#### [Provided data]
----------
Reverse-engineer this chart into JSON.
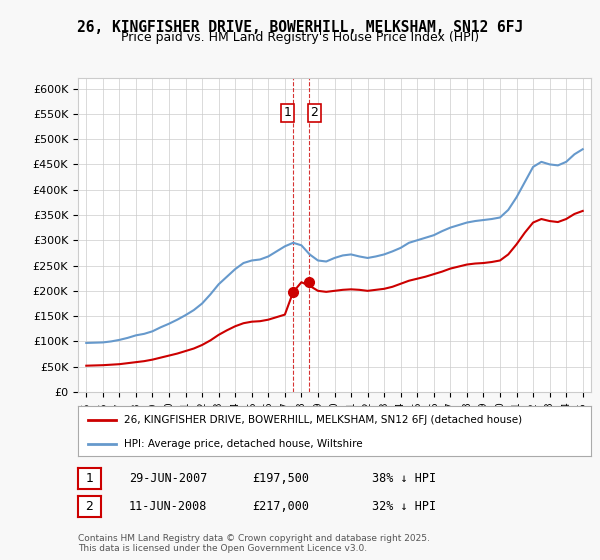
{
  "title": "26, KINGFISHER DRIVE, BOWERHILL, MELKSHAM, SN12 6FJ",
  "subtitle": "Price paid vs. HM Land Registry's House Price Index (HPI)",
  "legend_line1": "26, KINGFISHER DRIVE, BOWERHILL, MELKSHAM, SN12 6FJ (detached house)",
  "legend_line2": "HPI: Average price, detached house, Wiltshire",
  "footnote": "Contains HM Land Registry data © Crown copyright and database right 2025.\nThis data is licensed under the Open Government Licence v3.0.",
  "purchase1_date": "29-JUN-2007",
  "purchase1_price": 197500,
  "purchase1_hpi": "38% ↓ HPI",
  "purchase2_date": "11-JUN-2008",
  "purchase2_price": 217000,
  "purchase2_hpi": "32% ↓ HPI",
  "purchase1_x": 2007.49,
  "purchase2_x": 2008.44,
  "red_color": "#cc0000",
  "blue_color": "#6699cc",
  "vline_color": "#cc0000",
  "ylim": [
    0,
    620000
  ],
  "yticks": [
    0,
    50000,
    100000,
    150000,
    200000,
    250000,
    300000,
    350000,
    400000,
    450000,
    500000,
    550000,
    600000
  ],
  "xlim": [
    1994.5,
    2025.5
  ],
  "background_color": "#f8f8f8",
  "plot_bg": "#ffffff",
  "hpi_years": [
    1995,
    1995.5,
    1996,
    1996.5,
    1997,
    1997.5,
    1998,
    1998.5,
    1999,
    1999.5,
    2000,
    2000.5,
    2001,
    2001.5,
    2002,
    2002.5,
    2003,
    2003.5,
    2004,
    2004.5,
    2005,
    2005.5,
    2006,
    2006.5,
    2007,
    2007.5,
    2008,
    2008.5,
    2009,
    2009.5,
    2010,
    2010.5,
    2011,
    2011.5,
    2012,
    2012.5,
    2013,
    2013.5,
    2014,
    2014.5,
    2015,
    2015.5,
    2016,
    2016.5,
    2017,
    2017.5,
    2018,
    2018.5,
    2019,
    2019.5,
    2020,
    2020.5,
    2021,
    2021.5,
    2022,
    2022.5,
    2023,
    2023.5,
    2024,
    2024.5,
    2025
  ],
  "hpi_values": [
    97000,
    97500,
    98000,
    100000,
    103000,
    107000,
    112000,
    115000,
    120000,
    128000,
    135000,
    143000,
    152000,
    162000,
    175000,
    193000,
    213000,
    228000,
    243000,
    255000,
    260000,
    262000,
    268000,
    278000,
    288000,
    295000,
    290000,
    272000,
    260000,
    258000,
    265000,
    270000,
    272000,
    268000,
    265000,
    268000,
    272000,
    278000,
    285000,
    295000,
    300000,
    305000,
    310000,
    318000,
    325000,
    330000,
    335000,
    338000,
    340000,
    342000,
    345000,
    360000,
    385000,
    415000,
    445000,
    455000,
    450000,
    448000,
    455000,
    470000,
    480000
  ],
  "price_years": [
    1995,
    1995.5,
    1996,
    1996.5,
    1997,
    1997.5,
    1998,
    1998.5,
    1999,
    1999.5,
    2000,
    2000.5,
    2001,
    2001.5,
    2002,
    2002.5,
    2003,
    2003.5,
    2004,
    2004.5,
    2005,
    2005.5,
    2006,
    2006.5,
    2007,
    2007.5,
    2008,
    2008.5,
    2009,
    2009.5,
    2010,
    2010.5,
    2011,
    2011.5,
    2012,
    2012.5,
    2013,
    2013.5,
    2014,
    2014.5,
    2015,
    2015.5,
    2016,
    2016.5,
    2017,
    2017.5,
    2018,
    2018.5,
    2019,
    2019.5,
    2020,
    2020.5,
    2021,
    2021.5,
    2022,
    2022.5,
    2023,
    2023.5,
    2024,
    2024.5,
    2025
  ],
  "price_values": [
    52000,
    52500,
    53000,
    54000,
    55000,
    57000,
    59000,
    61000,
    64000,
    68000,
    72000,
    76000,
    81000,
    86000,
    93000,
    102000,
    113000,
    122000,
    130000,
    136000,
    139000,
    140000,
    143000,
    148000,
    153000,
    197500,
    217000,
    210000,
    200000,
    198000,
    200000,
    202000,
    203000,
    202000,
    200000,
    202000,
    204000,
    208000,
    214000,
    220000,
    224000,
    228000,
    233000,
    238000,
    244000,
    248000,
    252000,
    254000,
    255000,
    257000,
    260000,
    272000,
    292000,
    315000,
    335000,
    342000,
    338000,
    336000,
    342000,
    352000,
    358000
  ]
}
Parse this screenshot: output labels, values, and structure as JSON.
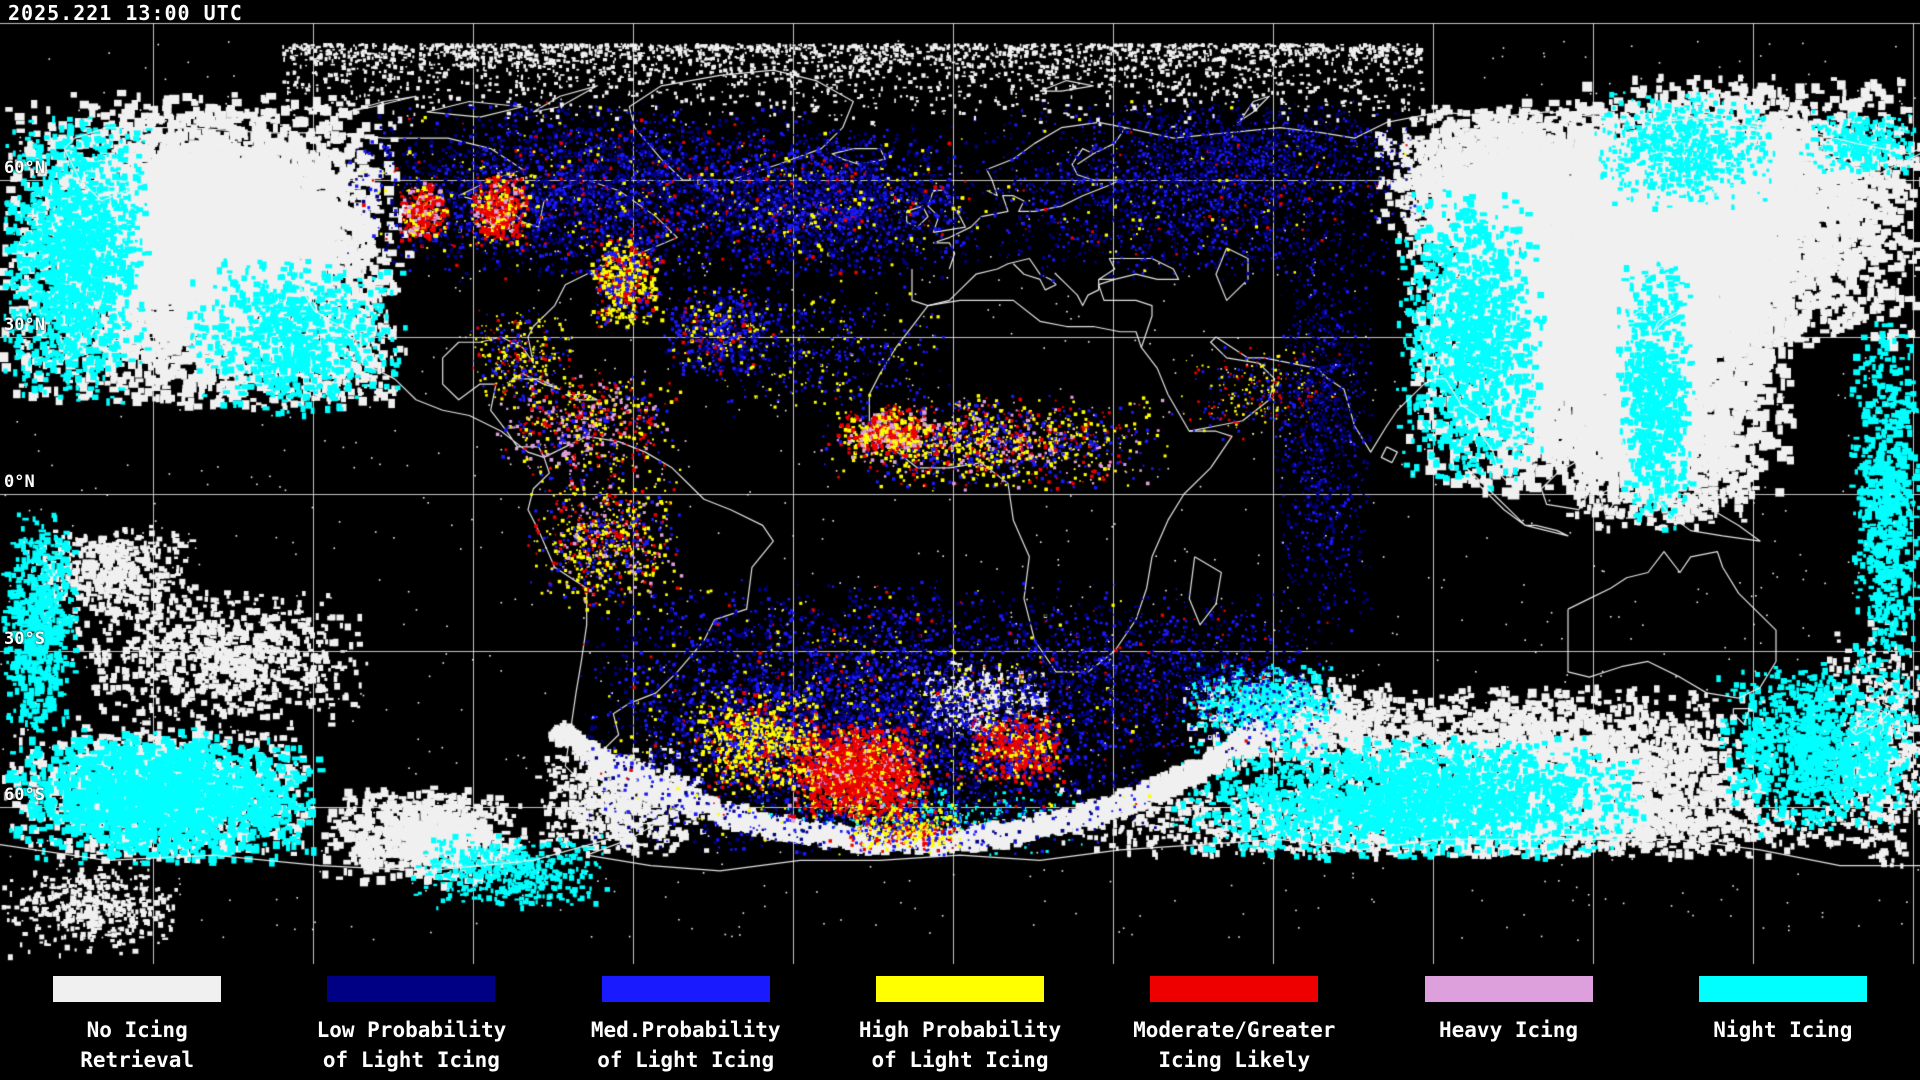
{
  "header": {
    "timestamp": "2025.221 13:00 UTC"
  },
  "map": {
    "latitude_labels": [
      "60°N",
      "30°N",
      "0°N",
      "30°S",
      "60°S"
    ],
    "background_color": "#000000",
    "gridline_color": "#e6e6e6",
    "coastline_color": "#f0f0f0"
  },
  "legend": {
    "items": [
      {
        "key": "no-icing-retrieval",
        "color": "#f0f0f0",
        "line1": "No Icing",
        "line2": "Retrieval"
      },
      {
        "key": "low-probability-light-icing",
        "color": "#000085",
        "line1": "Low Probability",
        "line2": "of Light Icing"
      },
      {
        "key": "med-probability-light-icing",
        "color": "#1a1aff",
        "line1": "Med.Probability",
        "line2": "of Light Icing"
      },
      {
        "key": "high-probability-light-icing",
        "color": "#ffff00",
        "line1": "High Probability",
        "line2": "of Light Icing"
      },
      {
        "key": "moderate-greater-icing",
        "color": "#ee0000",
        "line1": "Moderate/Greater",
        "line2": "Icing Likely"
      },
      {
        "key": "heavy-icing",
        "color": "#dda0dd",
        "line1": "Heavy Icing",
        "line2": ""
      },
      {
        "key": "night-icing",
        "color": "#00ffff",
        "line1": "Night Icing",
        "line2": ""
      }
    ]
  }
}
----------
Would you mind returning each entry above word for word, skipping the images?

#### [Worked solution]
Reverse-engineer this chart into JSON.
{
  "title": "26, KINGFISHER DRIVE, BOWERHILL, MELKSHAM, SN12 6FJ",
  "subtitle": "Price paid vs. HM Land Registry's House Price Index (HPI)",
  "legend_line1": "26, KINGFISHER DRIVE, BOWERHILL, MELKSHAM, SN12 6FJ (detached house)",
  "legend_line2": "HPI: Average price, detached house, Wiltshire",
  "footnote": "Contains HM Land Registry data © Crown copyright and database right 2025.\nThis data is licensed under the Open Government Licence v3.0.",
  "purchase1_date": "29-JUN-2007",
  "purchase1_price": 197500,
  "purchase1_hpi": "38% ↓ HPI",
  "purchase2_date": "11-JUN-2008",
  "purchase2_price": 217000,
  "purchase2_hpi": "32% ↓ HPI",
  "purchase1_x": 2007.49,
  "purchase2_x": 2008.44,
  "red_color": "#cc0000",
  "blue_color": "#6699cc",
  "vline_color": "#cc0000",
  "ylim": [
    0,
    620000
  ],
  "yticks": [
    0,
    50000,
    100000,
    150000,
    200000,
    250000,
    300000,
    350000,
    400000,
    450000,
    500000,
    550000,
    600000
  ],
  "xlim": [
    1994.5,
    2025.5
  ],
  "background_color": "#f8f8f8",
  "plot_bg": "#ffffff",
  "hpi_years": [
    1995,
    1995.5,
    1996,
    1996.5,
    1997,
    1997.5,
    1998,
    1998.5,
    1999,
    1999.5,
    2000,
    2000.5,
    2001,
    2001.5,
    2002,
    2002.5,
    2003,
    2003.5,
    2004,
    2004.5,
    2005,
    2005.5,
    2006,
    2006.5,
    2007,
    2007.5,
    2008,
    2008.5,
    2009,
    2009.5,
    2010,
    2010.5,
    2011,
    2011.5,
    2012,
    2012.5,
    2013,
    2013.5,
    2014,
    2014.5,
    2015,
    2015.5,
    2016,
    2016.5,
    2017,
    2017.5,
    2018,
    2018.5,
    2019,
    2019.5,
    2020,
    2020.5,
    2021,
    2021.5,
    2022,
    2022.5,
    2023,
    2023.5,
    2024,
    2024.5,
    2025
  ],
  "hpi_values": [
    97000,
    97500,
    98000,
    100000,
    103000,
    107000,
    112000,
    115000,
    120000,
    128000,
    135000,
    143000,
    152000,
    162000,
    175000,
    193000,
    213000,
    228000,
    243000,
    255000,
    260000,
    262000,
    268000,
    278000,
    288000,
    295000,
    290000,
    272000,
    260000,
    258000,
    265000,
    270000,
    272000,
    268000,
    265000,
    268000,
    272000,
    278000,
    285000,
    295000,
    300000,
    305000,
    310000,
    318000,
    325000,
    330000,
    335000,
    338000,
    340000,
    342000,
    345000,
    360000,
    385000,
    415000,
    445000,
    455000,
    450000,
    448000,
    455000,
    470000,
    480000
  ],
  "price_years": [
    1995,
    1995.5,
    1996,
    1996.5,
    1997,
    1997.5,
    1998,
    1998.5,
    1999,
    1999.5,
    2000,
    2000.5,
    2001,
    2001.5,
    2002,
    2002.5,
    2003,
    2003.5,
    2004,
    2004.5,
    2005,
    2005.5,
    2006,
    2006.5,
    2007,
    2007.5,
    2008,
    2008.5,
    2009,
    2009.5,
    2010,
    2010.5,
    2011,
    2011.5,
    2012,
    2012.5,
    2013,
    2013.5,
    2014,
    2014.5,
    2015,
    2015.5,
    2016,
    2016.5,
    2017,
    2017.5,
    2018,
    2018.5,
    2019,
    2019.5,
    2020,
    2020.5,
    2021,
    2021.5,
    2022,
    2022.5,
    2023,
    2023.5,
    2024,
    2024.5,
    2025
  ],
  "price_values": [
    52000,
    52500,
    53000,
    54000,
    55000,
    57000,
    59000,
    61000,
    64000,
    68000,
    72000,
    76000,
    81000,
    86000,
    93000,
    102000,
    113000,
    122000,
    130000,
    136000,
    139000,
    140000,
    143000,
    148000,
    153000,
    197500,
    217000,
    210000,
    200000,
    198000,
    200000,
    202000,
    203000,
    202000,
    200000,
    202000,
    204000,
    208000,
    214000,
    220000,
    224000,
    228000,
    233000,
    238000,
    244000,
    248000,
    252000,
    254000,
    255000,
    257000,
    260000,
    272000,
    292000,
    315000,
    335000,
    342000,
    338000,
    336000,
    342000,
    352000,
    358000
  ]
}
Parse this screenshot: output labels, values, and structure as JSON.
{
  "header": {
    "timestamp": "2025.221 13:00 UTC"
  },
  "map": {
    "latitude_labels": [
      "60°N",
      "30°N",
      "0°N",
      "30°S",
      "60°S"
    ],
    "background_color": "#000000",
    "gridline_color": "#e6e6e6",
    "coastline_color": "#f0f0f0"
  },
  "legend": {
    "items": [
      {
        "key": "no-icing-retrieval",
        "color": "#f0f0f0",
        "line1": "No Icing",
        "line2": "Retrieval"
      },
      {
        "key": "low-probability-light-icing",
        "color": "#000085",
        "line1": "Low Probability",
        "line2": "of Light Icing"
      },
      {
        "key": "med-probability-light-icing",
        "color": "#1a1aff",
        "line1": "Med.Probability",
        "line2": "of Light Icing"
      },
      {
        "key": "high-probability-light-icing",
        "color": "#ffff00",
        "line1": "High Probability",
        "line2": "of Light Icing"
      },
      {
        "key": "moderate-greater-icing",
        "color": "#ee0000",
        "line1": "Moderate/Greater",
        "line2": "Icing Likely"
      },
      {
        "key": "heavy-icing",
        "color": "#dda0dd",
        "line1": "Heavy Icing",
        "line2": ""
      },
      {
        "key": "night-icing",
        "color": "#00ffff",
        "line1": "Night Icing",
        "line2": ""
      }
    ]
  }
}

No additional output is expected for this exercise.